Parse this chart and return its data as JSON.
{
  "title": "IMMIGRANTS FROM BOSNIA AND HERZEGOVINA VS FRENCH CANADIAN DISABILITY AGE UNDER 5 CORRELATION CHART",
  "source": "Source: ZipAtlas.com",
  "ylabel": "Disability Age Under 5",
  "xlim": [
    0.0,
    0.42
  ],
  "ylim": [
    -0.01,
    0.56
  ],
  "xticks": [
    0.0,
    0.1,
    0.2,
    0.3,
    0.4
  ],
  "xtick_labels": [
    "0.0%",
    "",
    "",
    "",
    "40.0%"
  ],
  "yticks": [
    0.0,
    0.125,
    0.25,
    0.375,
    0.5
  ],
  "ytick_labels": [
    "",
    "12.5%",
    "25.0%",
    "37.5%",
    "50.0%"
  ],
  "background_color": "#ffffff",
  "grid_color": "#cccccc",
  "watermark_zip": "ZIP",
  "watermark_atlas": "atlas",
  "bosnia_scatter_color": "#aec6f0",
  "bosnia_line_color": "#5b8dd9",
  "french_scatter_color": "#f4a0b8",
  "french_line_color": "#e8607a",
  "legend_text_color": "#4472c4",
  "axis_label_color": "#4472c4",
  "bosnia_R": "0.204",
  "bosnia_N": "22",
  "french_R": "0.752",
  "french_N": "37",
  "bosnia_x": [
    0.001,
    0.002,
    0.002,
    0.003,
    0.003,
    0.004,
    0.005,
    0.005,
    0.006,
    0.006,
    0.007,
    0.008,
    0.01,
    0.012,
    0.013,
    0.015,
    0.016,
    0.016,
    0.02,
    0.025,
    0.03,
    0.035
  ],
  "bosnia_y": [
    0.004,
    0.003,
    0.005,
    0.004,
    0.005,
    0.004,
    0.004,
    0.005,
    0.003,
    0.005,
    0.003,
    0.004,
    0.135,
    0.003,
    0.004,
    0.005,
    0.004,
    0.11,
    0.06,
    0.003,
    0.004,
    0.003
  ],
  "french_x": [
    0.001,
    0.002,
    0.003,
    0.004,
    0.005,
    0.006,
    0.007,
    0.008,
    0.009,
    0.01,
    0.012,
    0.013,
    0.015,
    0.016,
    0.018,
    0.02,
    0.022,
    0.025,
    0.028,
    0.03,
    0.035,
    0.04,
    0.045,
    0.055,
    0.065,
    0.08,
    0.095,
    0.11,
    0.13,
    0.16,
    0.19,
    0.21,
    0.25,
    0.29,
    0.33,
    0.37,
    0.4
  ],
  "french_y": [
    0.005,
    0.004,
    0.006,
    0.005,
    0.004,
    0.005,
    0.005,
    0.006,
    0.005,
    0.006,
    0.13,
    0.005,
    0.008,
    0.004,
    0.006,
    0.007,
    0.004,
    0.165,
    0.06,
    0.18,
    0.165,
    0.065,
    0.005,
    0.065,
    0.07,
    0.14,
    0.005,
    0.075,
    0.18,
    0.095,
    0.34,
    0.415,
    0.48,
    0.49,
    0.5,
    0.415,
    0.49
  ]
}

::::

Without changing a word, restate the whole listing.

__FINISHED TASK__.
Parse this chart and return its data as JSON.
{
  "title": "IMMIGRANTS FROM BOSNIA AND HERZEGOVINA VS FRENCH CANADIAN DISABILITY AGE UNDER 5 CORRELATION CHART",
  "source": "Source: ZipAtlas.com",
  "ylabel": "Disability Age Under 5",
  "xlim": [
    0.0,
    0.42
  ],
  "ylim": [
    -0.01,
    0.56
  ],
  "xticks": [
    0.0,
    0.1,
    0.2,
    0.3,
    0.4
  ],
  "xtick_labels": [
    "0.0%",
    "",
    "",
    "",
    "40.0%"
  ],
  "yticks": [
    0.0,
    0.125,
    0.25,
    0.375,
    0.5
  ],
  "ytick_labels": [
    "",
    "12.5%",
    "25.0%",
    "37.5%",
    "50.0%"
  ],
  "background_color": "#ffffff",
  "grid_color": "#cccccc",
  "watermark_zip": "ZIP",
  "watermark_atlas": "atlas",
  "bosnia_scatter_color": "#aec6f0",
  "bosnia_line_color": "#5b8dd9",
  "french_scatter_color": "#f4a0b8",
  "french_line_color": "#e8607a",
  "legend_text_color": "#4472c4",
  "axis_label_color": "#4472c4",
  "bosnia_R": "0.204",
  "bosnia_N": "22",
  "french_R": "0.752",
  "french_N": "37",
  "bosnia_x": [
    0.001,
    0.002,
    0.002,
    0.003,
    0.003,
    0.004,
    0.005,
    0.005,
    0.006,
    0.006,
    0.007,
    0.008,
    0.01,
    0.012,
    0.013,
    0.015,
    0.016,
    0.016,
    0.02,
    0.025,
    0.03,
    0.035
  ],
  "bosnia_y": [
    0.004,
    0.003,
    0.005,
    0.004,
    0.005,
    0.004,
    0.004,
    0.005,
    0.003,
    0.005,
    0.003,
    0.004,
    0.135,
    0.003,
    0.004,
    0.005,
    0.004,
    0.11,
    0.06,
    0.003,
    0.004,
    0.003
  ],
  "french_x": [
    0.001,
    0.002,
    0.003,
    0.004,
    0.005,
    0.006,
    0.007,
    0.008,
    0.009,
    0.01,
    0.012,
    0.013,
    0.015,
    0.016,
    0.018,
    0.02,
    0.022,
    0.025,
    0.028,
    0.03,
    0.035,
    0.04,
    0.045,
    0.055,
    0.065,
    0.08,
    0.095,
    0.11,
    0.13,
    0.16,
    0.19,
    0.21,
    0.25,
    0.29,
    0.33,
    0.37,
    0.4
  ],
  "french_y": [
    0.005,
    0.004,
    0.006,
    0.005,
    0.004,
    0.005,
    0.005,
    0.006,
    0.005,
    0.006,
    0.13,
    0.005,
    0.008,
    0.004,
    0.006,
    0.007,
    0.004,
    0.165,
    0.06,
    0.18,
    0.165,
    0.065,
    0.005,
    0.065,
    0.07,
    0.14,
    0.005,
    0.075,
    0.18,
    0.095,
    0.34,
    0.415,
    0.48,
    0.49,
    0.5,
    0.415,
    0.49
  ]
}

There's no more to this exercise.